╭─ RECORDS SUPPLIED

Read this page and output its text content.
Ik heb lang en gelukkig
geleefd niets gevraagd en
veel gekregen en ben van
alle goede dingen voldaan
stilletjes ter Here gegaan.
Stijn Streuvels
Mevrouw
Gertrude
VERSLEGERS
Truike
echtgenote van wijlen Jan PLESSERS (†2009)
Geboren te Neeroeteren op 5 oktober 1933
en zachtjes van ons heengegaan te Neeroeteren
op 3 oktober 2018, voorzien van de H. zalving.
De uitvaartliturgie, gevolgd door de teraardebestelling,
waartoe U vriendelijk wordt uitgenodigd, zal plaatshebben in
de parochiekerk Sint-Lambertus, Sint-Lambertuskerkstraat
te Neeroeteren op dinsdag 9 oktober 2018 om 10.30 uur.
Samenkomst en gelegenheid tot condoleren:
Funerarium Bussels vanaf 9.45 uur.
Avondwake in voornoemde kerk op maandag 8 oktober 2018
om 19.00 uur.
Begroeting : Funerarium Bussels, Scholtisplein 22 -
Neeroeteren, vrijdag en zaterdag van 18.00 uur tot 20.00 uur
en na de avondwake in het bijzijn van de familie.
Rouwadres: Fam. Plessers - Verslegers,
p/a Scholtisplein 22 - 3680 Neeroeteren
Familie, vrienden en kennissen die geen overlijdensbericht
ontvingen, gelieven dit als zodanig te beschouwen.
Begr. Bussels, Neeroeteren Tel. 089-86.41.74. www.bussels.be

╰─

• EXERCISE DESCRIPTION
All of the entries need to be reproduced exactly; please write them out.

• ANSWER TO THIS PROBLEM
Read this page and output its text content.
Ik heb lang en gelukkig
geleefd niets gevraagd en
veel gekregen en ben van
alle goede dingen voldaan
stilletjes ter Here gegaan.
Stijn Streuvels
Mevrouw
Gertrude
VERSLEGERS
Truike
echtgenote van wijlen Jan PLESSERS (†2009)
Geboren te Neeroeteren op 5 oktober 1933
en zachtjes van ons heengegaan te Neeroeteren
op 3 oktober 2018, voorzien van de H. zalving.
De uitvaartliturgie, gevolgd door de teraardebestelling,
waartoe U vriendelijk wordt uitgenodigd, zal plaatshebben in
de parochiekerk Sint-Lambertus, Sint-Lambertuskerkstraat
te Neeroeteren op dinsdag 9 oktober 2018 om 10.30 uur.
Samenkomst en gelegenheid tot condoleren:
Funerarium Bussels vanaf 9.45 uur.
Avondwake in voornoemde kerk op maandag 8 oktober 2018
om 19.00 uur.
Begroeting : Funerarium Bussels, Scholtisplein 22 -
Neeroeteren, vrijdag en zaterdag van 18.00 uur tot 20.00 uur
en na de avondwake in het bijzijn van de familie.
Rouwadres: Fam. Plessers - Verslegers,
p/a Scholtisplein 22 - 3680 Neeroeteren
Familie, vrienden en kennissen die geen overlijdensbericht
ontvingen, gelieven dit als zodanig te beschouwen.
Begr. Bussels, Neeroeteren Tel. 089-86.41.74. www.bussels.be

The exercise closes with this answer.